_Task statement_.
Extract the complete listing and output it unchanged.

_Listed entries_.
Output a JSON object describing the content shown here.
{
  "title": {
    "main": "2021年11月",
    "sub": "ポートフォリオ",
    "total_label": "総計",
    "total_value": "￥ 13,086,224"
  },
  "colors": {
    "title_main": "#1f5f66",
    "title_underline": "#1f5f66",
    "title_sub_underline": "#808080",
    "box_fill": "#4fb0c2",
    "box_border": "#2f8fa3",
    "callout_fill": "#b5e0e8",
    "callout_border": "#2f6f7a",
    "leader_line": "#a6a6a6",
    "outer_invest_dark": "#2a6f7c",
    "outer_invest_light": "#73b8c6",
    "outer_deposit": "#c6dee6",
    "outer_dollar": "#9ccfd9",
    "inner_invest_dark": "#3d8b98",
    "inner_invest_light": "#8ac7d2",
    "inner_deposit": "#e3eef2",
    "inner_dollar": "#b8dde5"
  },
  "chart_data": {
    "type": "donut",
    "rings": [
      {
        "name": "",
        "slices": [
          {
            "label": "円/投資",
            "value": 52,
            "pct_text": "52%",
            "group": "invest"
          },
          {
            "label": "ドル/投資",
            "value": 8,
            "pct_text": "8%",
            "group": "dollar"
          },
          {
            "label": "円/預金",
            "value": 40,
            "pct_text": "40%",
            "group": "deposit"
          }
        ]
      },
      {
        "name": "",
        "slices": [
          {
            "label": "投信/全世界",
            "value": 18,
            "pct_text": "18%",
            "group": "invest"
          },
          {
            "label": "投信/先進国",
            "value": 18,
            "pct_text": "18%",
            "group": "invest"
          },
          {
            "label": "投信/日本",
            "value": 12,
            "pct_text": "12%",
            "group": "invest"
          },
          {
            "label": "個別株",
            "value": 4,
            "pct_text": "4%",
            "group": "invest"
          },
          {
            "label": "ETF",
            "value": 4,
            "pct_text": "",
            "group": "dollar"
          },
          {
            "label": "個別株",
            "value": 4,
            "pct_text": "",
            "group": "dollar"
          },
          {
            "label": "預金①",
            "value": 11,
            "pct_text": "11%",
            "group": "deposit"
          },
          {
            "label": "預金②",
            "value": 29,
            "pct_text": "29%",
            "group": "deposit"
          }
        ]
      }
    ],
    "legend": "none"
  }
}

_Correct result_.
Output a JSON object describing the content shown here.
{
  "title": {
    "main": "2021年11月",
    "sub": "ポートフォリオ",
    "total_label": "総計",
    "total_value": "￥ 13,086,224"
  },
  "colors": {
    "title_main": "#1f5f66",
    "title_underline": "#1f5f66",
    "title_sub_underline": "#808080",
    "box_fill": "#4fb0c2",
    "box_border": "#2f8fa3",
    "callout_fill": "#b5e0e8",
    "callout_border": "#2f6f7a",
    "leader_line": "#a6a6a6",
    "outer_invest_dark": "#2a6f7c",
    "outer_invest_light": "#73b8c6",
    "outer_deposit": "#c6dee6",
    "outer_dollar": "#9ccfd9",
    "inner_invest_dark": "#3d8b98",
    "inner_invest_light": "#8ac7d2",
    "inner_deposit": "#e3eef2",
    "inner_dollar": "#b8dde5"
  },
  "chart_data": {
    "type": "donut",
    "rings": [
      {
        "name": "",
        "slices": [
          {
            "label": "円/投資",
            "value": 52,
            "pct_text": "52%",
            "group": "invest"
          },
          {
            "label": "ドル/投資",
            "value": 8,
            "pct_text": "8%",
            "group": "dollar"
          },
          {
            "label": "円/預金",
            "value": 40,
            "pct_text": "40%",
            "group": "deposit"
          }
        ]
      },
      {
        "name": "",
        "slices": [
          {
            "label": "投信/全世界",
            "value": 18,
            "pct_text": "18%",
            "group": "invest"
          },
          {
            "label": "投信/先進国",
            "value": 18,
            "pct_text": "18%",
            "group": "invest"
          },
          {
            "label": "投信/日本",
            "value": 12,
            "pct_text": "12%",
            "group": "invest"
          },
          {
            "label": "個別株",
            "value": 4,
            "pct_text": "4%",
            "group": "invest"
          },
          {
            "label": "ETF",
            "value": 4,
            "pct_text": "",
            "group": "dollar"
          },
          {
            "label": "個別株",
            "value": 4,
            "pct_text": "",
            "group": "dollar"
          },
          {
            "label": "預金①",
            "value": 11,
            "pct_text": "11%",
            "group": "deposit"
          },
          {
            "label": "預金②",
            "value": 29,
            "pct_text": "29%",
            "group": "deposit"
          }
        ]
      }
    ],
    "legend": "none"
  }
}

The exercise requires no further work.